GIVEN INSTRUCTION: Reproduce the listing below in its entirety. Change nothing.

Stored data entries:
--------

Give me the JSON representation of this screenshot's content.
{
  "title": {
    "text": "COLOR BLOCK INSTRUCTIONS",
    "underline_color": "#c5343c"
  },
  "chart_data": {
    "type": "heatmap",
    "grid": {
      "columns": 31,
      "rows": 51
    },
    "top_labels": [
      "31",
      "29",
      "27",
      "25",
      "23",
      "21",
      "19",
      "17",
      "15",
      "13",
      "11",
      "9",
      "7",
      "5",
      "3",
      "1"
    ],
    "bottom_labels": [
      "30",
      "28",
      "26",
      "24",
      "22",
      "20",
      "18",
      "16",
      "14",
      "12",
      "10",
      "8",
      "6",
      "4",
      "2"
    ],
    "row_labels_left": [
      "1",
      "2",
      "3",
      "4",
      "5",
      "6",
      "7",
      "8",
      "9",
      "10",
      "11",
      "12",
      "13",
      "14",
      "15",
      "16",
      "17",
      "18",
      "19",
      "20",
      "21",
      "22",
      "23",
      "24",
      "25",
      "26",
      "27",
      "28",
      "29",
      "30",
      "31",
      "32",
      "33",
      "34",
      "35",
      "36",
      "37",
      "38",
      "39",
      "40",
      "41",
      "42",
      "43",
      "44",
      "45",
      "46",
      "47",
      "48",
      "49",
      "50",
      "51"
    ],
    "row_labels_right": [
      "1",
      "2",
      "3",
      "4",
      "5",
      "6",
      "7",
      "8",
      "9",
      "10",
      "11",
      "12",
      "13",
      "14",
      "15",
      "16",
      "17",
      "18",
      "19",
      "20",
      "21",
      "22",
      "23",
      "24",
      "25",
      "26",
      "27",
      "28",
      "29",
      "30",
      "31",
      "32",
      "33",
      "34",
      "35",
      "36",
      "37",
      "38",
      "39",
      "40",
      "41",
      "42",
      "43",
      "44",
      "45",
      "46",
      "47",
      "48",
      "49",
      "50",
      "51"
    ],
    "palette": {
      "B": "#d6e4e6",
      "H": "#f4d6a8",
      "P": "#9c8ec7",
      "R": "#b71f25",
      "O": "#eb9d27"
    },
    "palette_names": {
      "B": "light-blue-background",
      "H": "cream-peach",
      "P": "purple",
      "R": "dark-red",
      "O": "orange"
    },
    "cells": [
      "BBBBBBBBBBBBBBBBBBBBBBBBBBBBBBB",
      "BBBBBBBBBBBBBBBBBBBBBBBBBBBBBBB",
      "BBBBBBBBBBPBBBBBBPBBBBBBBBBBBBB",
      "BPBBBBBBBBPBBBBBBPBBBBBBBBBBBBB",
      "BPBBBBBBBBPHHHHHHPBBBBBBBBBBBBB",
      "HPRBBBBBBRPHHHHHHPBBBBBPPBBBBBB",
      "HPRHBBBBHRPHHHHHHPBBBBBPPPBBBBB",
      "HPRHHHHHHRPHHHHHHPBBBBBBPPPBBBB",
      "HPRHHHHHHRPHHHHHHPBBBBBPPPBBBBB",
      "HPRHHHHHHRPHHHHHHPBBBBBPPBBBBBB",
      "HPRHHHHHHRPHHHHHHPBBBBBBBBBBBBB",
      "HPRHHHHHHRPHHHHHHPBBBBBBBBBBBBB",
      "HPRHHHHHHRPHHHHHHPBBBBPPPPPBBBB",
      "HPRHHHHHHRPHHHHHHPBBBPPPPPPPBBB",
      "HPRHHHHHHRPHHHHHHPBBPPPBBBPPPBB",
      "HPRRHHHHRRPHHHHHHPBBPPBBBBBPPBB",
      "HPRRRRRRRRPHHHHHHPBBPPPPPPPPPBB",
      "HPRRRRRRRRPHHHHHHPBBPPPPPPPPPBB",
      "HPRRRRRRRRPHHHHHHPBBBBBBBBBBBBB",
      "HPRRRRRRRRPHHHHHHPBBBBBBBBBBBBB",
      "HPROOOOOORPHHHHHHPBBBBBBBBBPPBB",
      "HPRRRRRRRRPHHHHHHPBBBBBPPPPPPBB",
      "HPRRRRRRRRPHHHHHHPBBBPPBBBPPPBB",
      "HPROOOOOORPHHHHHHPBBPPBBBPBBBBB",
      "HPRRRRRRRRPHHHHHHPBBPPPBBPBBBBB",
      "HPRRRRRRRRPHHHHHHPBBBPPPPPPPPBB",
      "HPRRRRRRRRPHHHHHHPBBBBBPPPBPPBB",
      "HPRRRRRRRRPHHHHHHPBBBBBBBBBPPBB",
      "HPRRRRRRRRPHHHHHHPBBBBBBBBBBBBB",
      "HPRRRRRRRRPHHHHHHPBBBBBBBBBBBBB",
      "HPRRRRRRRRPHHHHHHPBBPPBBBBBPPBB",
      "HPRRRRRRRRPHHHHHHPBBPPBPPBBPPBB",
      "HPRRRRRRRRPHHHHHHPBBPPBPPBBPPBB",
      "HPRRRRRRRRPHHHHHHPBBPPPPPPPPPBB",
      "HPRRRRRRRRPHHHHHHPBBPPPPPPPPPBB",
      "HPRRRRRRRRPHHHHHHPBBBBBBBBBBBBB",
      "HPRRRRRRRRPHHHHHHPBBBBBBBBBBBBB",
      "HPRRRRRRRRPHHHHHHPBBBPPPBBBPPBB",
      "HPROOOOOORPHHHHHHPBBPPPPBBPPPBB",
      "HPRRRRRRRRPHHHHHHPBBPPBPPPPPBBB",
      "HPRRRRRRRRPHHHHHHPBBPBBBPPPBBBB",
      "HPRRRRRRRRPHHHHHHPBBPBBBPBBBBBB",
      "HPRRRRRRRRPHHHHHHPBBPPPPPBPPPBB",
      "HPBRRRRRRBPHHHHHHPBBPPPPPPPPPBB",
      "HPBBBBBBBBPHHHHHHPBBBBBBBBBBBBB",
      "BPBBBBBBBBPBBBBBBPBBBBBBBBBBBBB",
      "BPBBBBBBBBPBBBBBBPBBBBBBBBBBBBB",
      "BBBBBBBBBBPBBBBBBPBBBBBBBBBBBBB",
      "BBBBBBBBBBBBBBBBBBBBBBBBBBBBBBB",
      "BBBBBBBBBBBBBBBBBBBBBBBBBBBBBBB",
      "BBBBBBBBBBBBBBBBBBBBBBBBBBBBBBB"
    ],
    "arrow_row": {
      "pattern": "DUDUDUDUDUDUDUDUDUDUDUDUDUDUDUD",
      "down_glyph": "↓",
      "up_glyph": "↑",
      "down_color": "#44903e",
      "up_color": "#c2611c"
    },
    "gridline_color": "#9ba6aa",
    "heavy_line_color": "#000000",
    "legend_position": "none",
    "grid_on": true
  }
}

--------

FULL SOLUTION:
Give me the JSON representation of this screenshot's content.
{
  "title": {
    "text": "COLOR BLOCK INSTRUCTIONS",
    "underline_color": "#c5343c"
  },
  "chart_data": {
    "type": "heatmap",
    "grid": {
      "columns": 31,
      "rows": 51
    },
    "top_labels": [
      "31",
      "29",
      "27",
      "25",
      "23",
      "21",
      "19",
      "17",
      "15",
      "13",
      "11",
      "9",
      "7",
      "5",
      "3",
      "1"
    ],
    "bottom_labels": [
      "30",
      "28",
      "26",
      "24",
      "22",
      "20",
      "18",
      "16",
      "14",
      "12",
      "10",
      "8",
      "6",
      "4",
      "2"
    ],
    "row_labels_left": [
      "1",
      "2",
      "3",
      "4",
      "5",
      "6",
      "7",
      "8",
      "9",
      "10",
      "11",
      "12",
      "13",
      "14",
      "15",
      "16",
      "17",
      "18",
      "19",
      "20",
      "21",
      "22",
      "23",
      "24",
      "25",
      "26",
      "27",
      "28",
      "29",
      "30",
      "31",
      "32",
      "33",
      "34",
      "35",
      "36",
      "37",
      "38",
      "39",
      "40",
      "41",
      "42",
      "43",
      "44",
      "45",
      "46",
      "47",
      "48",
      "49",
      "50",
      "51"
    ],
    "row_labels_right": [
      "1",
      "2",
      "3",
      "4",
      "5",
      "6",
      "7",
      "8",
      "9",
      "10",
      "11",
      "12",
      "13",
      "14",
      "15",
      "16",
      "17",
      "18",
      "19",
      "20",
      "21",
      "22",
      "23",
      "24",
      "25",
      "26",
      "27",
      "28",
      "29",
      "30",
      "31",
      "32",
      "33",
      "34",
      "35",
      "36",
      "37",
      "38",
      "39",
      "40",
      "41",
      "42",
      "43",
      "44",
      "45",
      "46",
      "47",
      "48",
      "49",
      "50",
      "51"
    ],
    "palette": {
      "B": "#d6e4e6",
      "H": "#f4d6a8",
      "P": "#9c8ec7",
      "R": "#b71f25",
      "O": "#eb9d27"
    },
    "palette_names": {
      "B": "light-blue-background",
      "H": "cream-peach",
      "P": "purple",
      "R": "dark-red",
      "O": "orange"
    },
    "cells": [
      "BBBBBBBBBBBBBBBBBBBBBBBBBBBBBBB",
      "BBBBBBBBBBBBBBBBBBBBBBBBBBBBBBB",
      "BBBBBBBBBBPBBBBBBPBBBBBBBBBBBBB",
      "BPBBBBBBBBPBBBBBBPBBBBBBBBBBBBB",
      "BPBBBBBBBBPHHHHHHPBBBBBBBBBBBBB",
      "HPRBBBBBBRPHHHHHHPBBBBBPPBBBBBB",
      "HPRHBBBBHRPHHHHHHPBBBBBPPPBBBBB",
      "HPRHHHHHHRPHHHHHHPBBBBBBPPPBBBB",
      "HPRHHHHHHRPHHHHHHPBBBBBPPPBBBBB",
      "HPRHHHHHHRPHHHHHHPBBBBBPPBBBBBB",
      "HPRHHHHHHRPHHHHHHPBBBBBBBBBBBBB",
      "HPRHHHHHHRPHHHHHHPBBBBBBBBBBBBB",
      "HPRHHHHHHRPHHHHHHPBBBBPPPPPBBBB",
      "HPRHHHHHHRPHHHHHHPBBBPPPPPPPBBB",
      "HPRHHHHHHRPHHHHHHPBBPPPBBBPPPBB",
      "HPRRHHHHRRPHHHHHHPBBPPBBBBBPPBB",
      "HPRRRRRRRRPHHHHHHPBBPPPPPPPPPBB",
      "HPRRRRRRRRPHHHHHHPBBPPPPPPPPPBB",
      "HPRRRRRRRRPHHHHHHPBBBBBBBBBBBBB",
      "HPRRRRRRRRPHHHHHHPBBBBBBBBBBBBB",
      "HPROOOOOORPHHHHHHPBBBBBBBBBPPBB",
      "HPRRRRRRRRPHHHHHHPBBBBBPPPPPPBB",
      "HPRRRRRRRRPHHHHHHPBBBPPBBBPPPBB",
      "HPROOOOOORPHHHHHHPBBPPBBBPBBBBB",
      "HPRRRRRRRRPHHHHHHPBBPPPBBPBBBBB",
      "HPRRRRRRRRPHHHHHHPBBBPPPPPPPPBB",
      "HPRRRRRRRRPHHHHHHPBBBBBPPPBPPBB",
      "HPRRRRRRRRPHHHHHHPBBBBBBBBBPPBB",
      "HPRRRRRRRRPHHHHHHPBBBBBBBBBBBBB",
      "HPRRRRRRRRPHHHHHHPBBBBBBBBBBBBB",
      "HPRRRRRRRRPHHHHHHPBBPPBBBBBPPBB",
      "HPRRRRRRRRPHHHHHHPBBPPBPPBBPPBB",
      "HPRRRRRRRRPHHHHHHPBBPPBPPBBPPBB",
      "HPRRRRRRRRPHHHHHHPBBPPPPPPPPPBB",
      "HPRRRRRRRRPHHHHHHPBBPPPPPPPPPBB",
      "HPRRRRRRRRPHHHHHHPBBBBBBBBBBBBB",
      "HPRRRRRRRRPHHHHHHPBBBBBBBBBBBBB",
      "HPRRRRRRRRPHHHHHHPBBBPPPBBBPPBB",
      "HPROOOOOORPHHHHHHPBBPPPPBBPPPBB",
      "HPRRRRRRRRPHHHHHHPBBPPBPPPPPBBB",
      "HPRRRRRRRRPHHHHHHPBBPBBBPPPBBBB",
      "HPRRRRRRRRPHHHHHHPBBPBBBPBBBBBB",
      "HPRRRRRRRRPHHHHHHPBBPPPPPBPPPBB",
      "HPBRRRRRRBPHHHHHHPBBPPPPPPPPPBB",
      "HPBBBBBBBBPHHHHHHPBBBBBBBBBBBBB",
      "BPBBBBBBBBPBBBBBBPBBBBBBBBBBBBB",
      "BPBBBBBBBBPBBBBBBPBBBBBBBBBBBBB",
      "BBBBBBBBBBPBBBBBBPBBBBBBBBBBBBB",
      "BBBBBBBBBBBBBBBBBBBBBBBBBBBBBBB",
      "BBBBBBBBBBBBBBBBBBBBBBBBBBBBBBB",
      "BBBBBBBBBBBBBBBBBBBBBBBBBBBBBBB"
    ],
    "arrow_row": {
      "pattern": "DUDUDUDUDUDUDUDUDUDUDUDUDUDUDUD",
      "down_glyph": "↓",
      "up_glyph": "↑",
      "down_color": "#44903e",
      "up_color": "#c2611c"
    },
    "gridline_color": "#9ba6aa",
    "heavy_line_color": "#000000",
    "legend_position": "none",
    "grid_on": true
  }
}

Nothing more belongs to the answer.